EXERCISE PROMPT ▸ Find the word "altitudes" in the listing; pull out each line holding it.

Dataset records
- - -

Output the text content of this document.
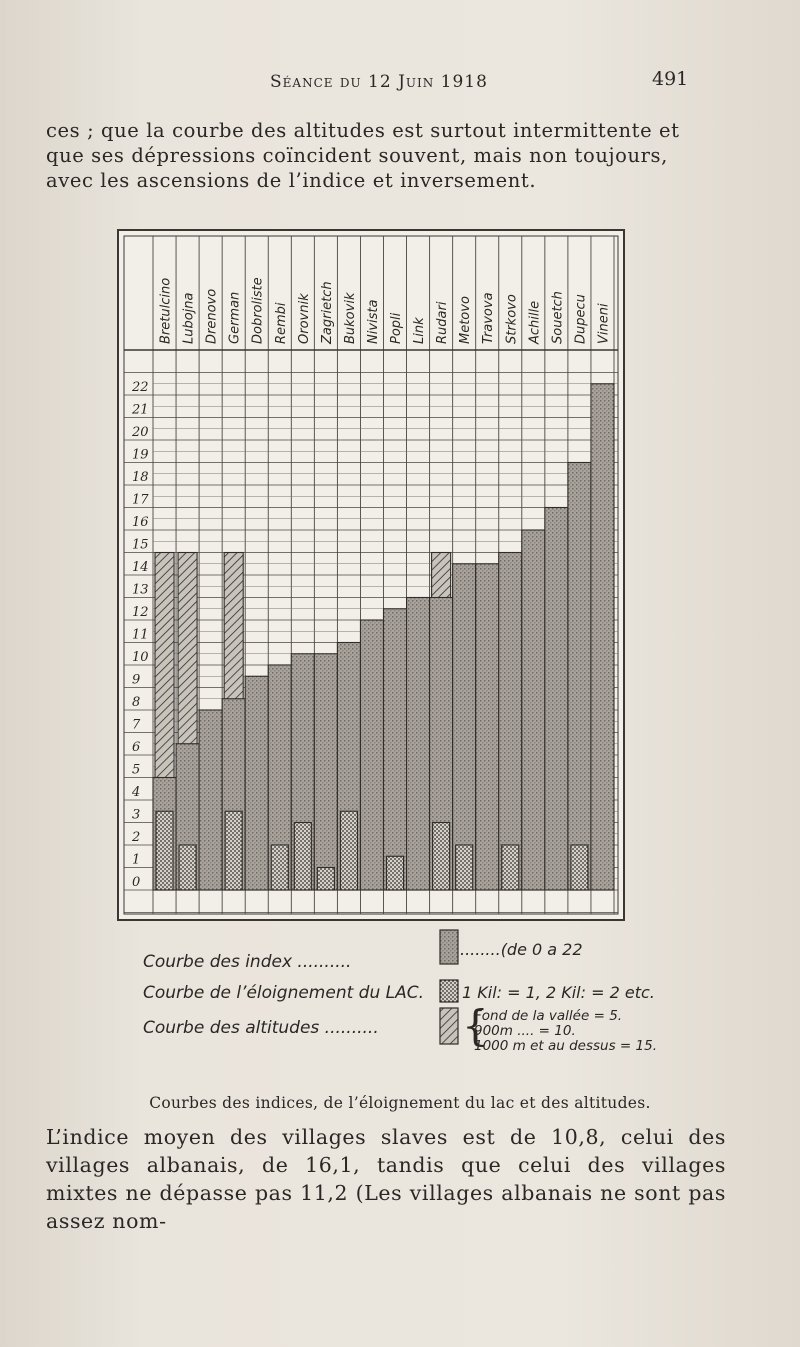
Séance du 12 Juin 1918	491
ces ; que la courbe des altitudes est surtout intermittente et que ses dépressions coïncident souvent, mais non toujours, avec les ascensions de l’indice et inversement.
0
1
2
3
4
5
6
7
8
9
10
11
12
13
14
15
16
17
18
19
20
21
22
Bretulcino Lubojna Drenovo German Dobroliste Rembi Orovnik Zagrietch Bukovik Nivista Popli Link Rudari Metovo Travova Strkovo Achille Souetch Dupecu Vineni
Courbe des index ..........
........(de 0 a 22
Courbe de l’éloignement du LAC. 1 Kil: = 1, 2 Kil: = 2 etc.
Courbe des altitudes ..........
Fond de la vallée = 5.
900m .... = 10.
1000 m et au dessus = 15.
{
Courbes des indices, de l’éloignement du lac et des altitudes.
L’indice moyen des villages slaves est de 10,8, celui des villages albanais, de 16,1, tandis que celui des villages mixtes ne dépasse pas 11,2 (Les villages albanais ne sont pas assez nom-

- - -

OUTPUT OF THE TASK ▸
ces ; que la courbe des altitudes est surtout intermittente et que ses dépressions coïncident souvent, mais non toujours, avec les ascensions de l’indice et inversement.
Courbe des altitudes ..........
Courbes des indices, de l’éloignement du lac et des altitudes.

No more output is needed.